--- START Source excerpt ---
Taking technological cues from its predecessors, including a blazingly high-tech camera and innovative rear-mounted buttons – as well as the curved screen and form factor from the experimental LG Flex – the G4 certainly has the features to take on the big boys of the smartphone world. The big question is this: What do Australians think of it?

Having been released back in mid-July, the G4 has been on the scene for several months longer than its main competition, allowing Aussies plenty of time to get to know the ins and outs of LG’s latest. We’ve surveyed hundreds of people across the nation to find out what they think about every aspect of the LG G4.


The G4 packs in a Quad HD 5.5-inch display, which follows a gentle concave curve – designed to better fit your face during calls and make everyday viewing easier. The impressive display is powered by a Qualcomm Snapdragon 808 processor backed up by a big 3000mAh replaceable battery, whilst a micro SD card slot adds the option of expandable storage to the 32GB included.
--- END Source excerpt ---
--- START Dataset extract ---
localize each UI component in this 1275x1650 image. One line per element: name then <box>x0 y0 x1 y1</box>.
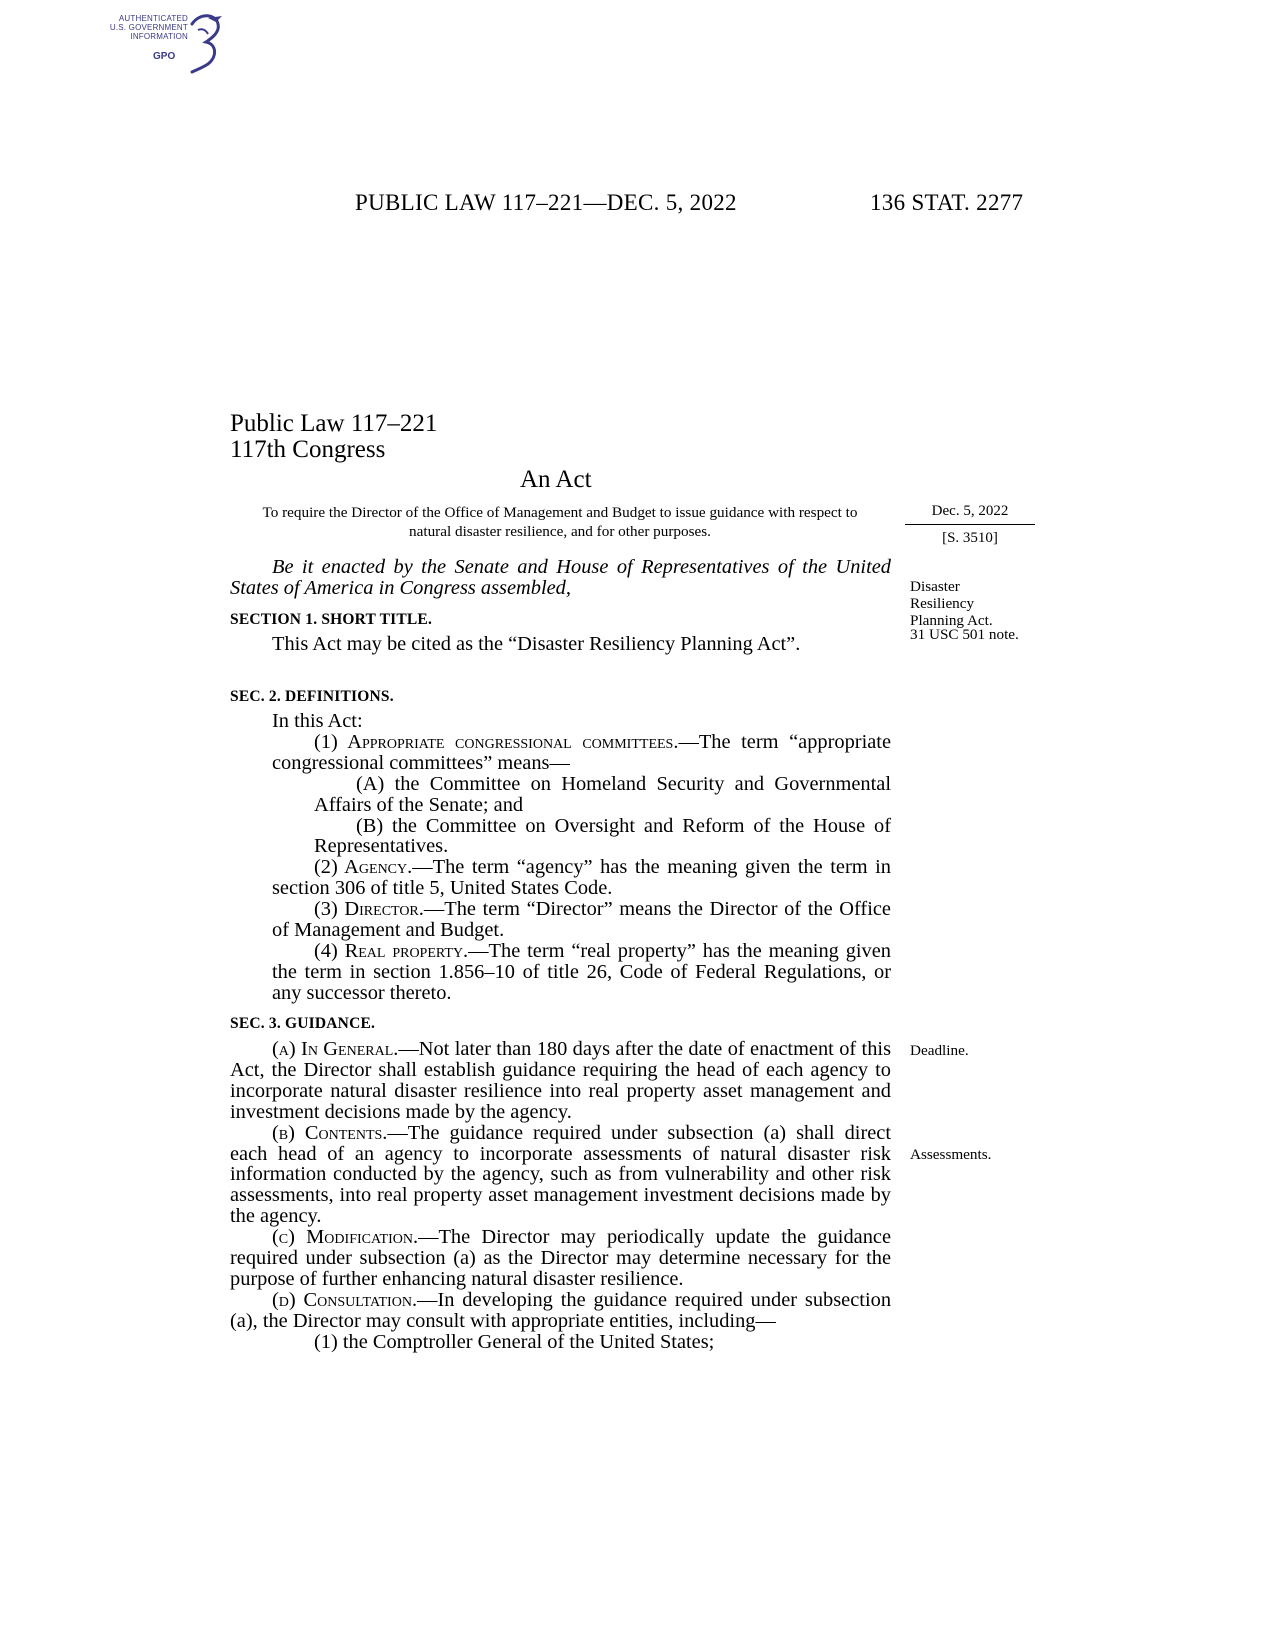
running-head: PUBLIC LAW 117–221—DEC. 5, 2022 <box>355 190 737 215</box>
--- END Dataset extract ---
• **Directives**
a: Rename "smartphone" to "handset" in the LG G4 article, and write out the passage from "Taking technological cues" up to and including "of the LG G4.".
b: In the LG G4 article, what processor powers the phone's display?
c: Pick up the LG G4 article after its last sentence and keep writing.

• **Responses to the exercise**
a:
Taking technological cues from its predecessors, including a blazingly high-tech camera and innovative rear-mounted buttons – as well as the curved screen and form factor from the experimental LG Flex – the G4 certainly has the features to take on the big boys of the handset world. The big question is this: What do Australians think of it?

Having been released back in mid-July, the G4 has been on the scene for several months longer than its main competition, allowing Aussies plenty of time to get to know the ins and outs of LG’s latest. We’ve surveyed hundreds of people across the nation to find out what they think about every aspect of the LG G4.

b: A Qualcomm Snapdragon 808 processor.

c:
One of the G4’s most interesting features is the inclusion of the power and volume buttons on the back of the phone, just below the centrally-placed camera. LG claims these buttons are easier to access whilst holding the phone upright and making calls. The back of your G4 can also come with a natural leather casing in several different colours, making it stylish (and often hard-wearing) alternative to most plastic or metal devices. Several of our respondents praised the long battery life and screen size of LG’s hardware, with others also commenting positively on the build quality.

Perhaps the most impressive feature of the G4 though is the camera. Packing in a 16MP shooter at the rear and an 8MP front-facing lens, the camera comes with advanced features such as optical image stabilization and laser auto-focus. You can even make gestures to control the front-facing selfie camera from a distance. The camera app itself allows you to take full advantage of the hardware, with manual settings allowing you to adjust exposure, shutter speed, ISO, focus and even shoot in RAW format. With almost universal approval for the G4’s camera amongst the Aussie buyers we talked to, this phone is certainly one for the photographers.


LG’s handsets all run Android, with the G4 being no exception. The manufacturer supplies their flagship product with only low-key UI modifications, including squarer icons and a modified notification tray with more features. In addition to the high-tech camera app mentioned before, LG also includes several of its own apps which enhance Google’s first-party apps. These include Event Pocket, which suggests local venues and attractions based on calendar events you create, and a redesigned Gallery app for your photos and videos.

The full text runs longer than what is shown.